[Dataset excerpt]
=-=-=-=-=

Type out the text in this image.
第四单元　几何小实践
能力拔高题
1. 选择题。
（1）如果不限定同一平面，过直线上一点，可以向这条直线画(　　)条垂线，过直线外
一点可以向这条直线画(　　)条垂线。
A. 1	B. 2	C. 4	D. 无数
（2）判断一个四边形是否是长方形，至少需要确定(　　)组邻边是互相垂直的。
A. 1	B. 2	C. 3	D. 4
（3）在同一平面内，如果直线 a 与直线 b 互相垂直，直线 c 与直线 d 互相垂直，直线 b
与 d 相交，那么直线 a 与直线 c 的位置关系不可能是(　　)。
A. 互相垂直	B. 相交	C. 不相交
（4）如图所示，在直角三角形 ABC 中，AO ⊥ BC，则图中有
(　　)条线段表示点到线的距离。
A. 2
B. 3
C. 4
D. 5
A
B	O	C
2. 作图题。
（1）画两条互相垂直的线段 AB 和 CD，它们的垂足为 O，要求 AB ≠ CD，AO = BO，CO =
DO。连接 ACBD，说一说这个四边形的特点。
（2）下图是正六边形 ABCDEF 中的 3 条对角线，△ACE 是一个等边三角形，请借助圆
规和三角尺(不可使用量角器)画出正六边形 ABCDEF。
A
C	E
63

=-=-=-=-=

**WHAT YOU SHOULD DO**
Send back all of the entries exactly, with nothing missing.

**EXPECTED ANSWER**
Type out the text in this image.
第四单元　几何小实践
能力拔高题
1. 选择题。
（1）如果不限定同一平面，过直线上一点，可以向这条直线画(　　)条垂线，过直线外
一点可以向这条直线画(　　)条垂线。
A. 1	B. 2	C. 4	D. 无数
（2）判断一个四边形是否是长方形，至少需要确定(　　)组邻边是互相垂直的。
A. 1	B. 2	C. 3	D. 4
（3）在同一平面内，如果直线 a 与直线 b 互相垂直，直线 c 与直线 d 互相垂直，直线 b
与 d 相交，那么直线 a 与直线 c 的位置关系不可能是(　　)。
A. 互相垂直	B. 相交	C. 不相交
（4）如图所示，在直角三角形 ABC 中，AO ⊥ BC，则图中有
(　　)条线段表示点到线的距离。
A. 2
B. 3
C. 4
D. 5
A
B	O	C
2. 作图题。
（1）画两条互相垂直的线段 AB 和 CD，它们的垂足为 O，要求 AB ≠ CD，AO = BO，CO =
DO。连接 ACBD，说一说这个四边形的特点。
（2）下图是正六边形 ABCDEF 中的 3 条对角线，△ACE 是一个等边三角形，请借助圆
规和三角尺(不可使用量角器)画出正六边形 ABCDEF。
A
C	E
63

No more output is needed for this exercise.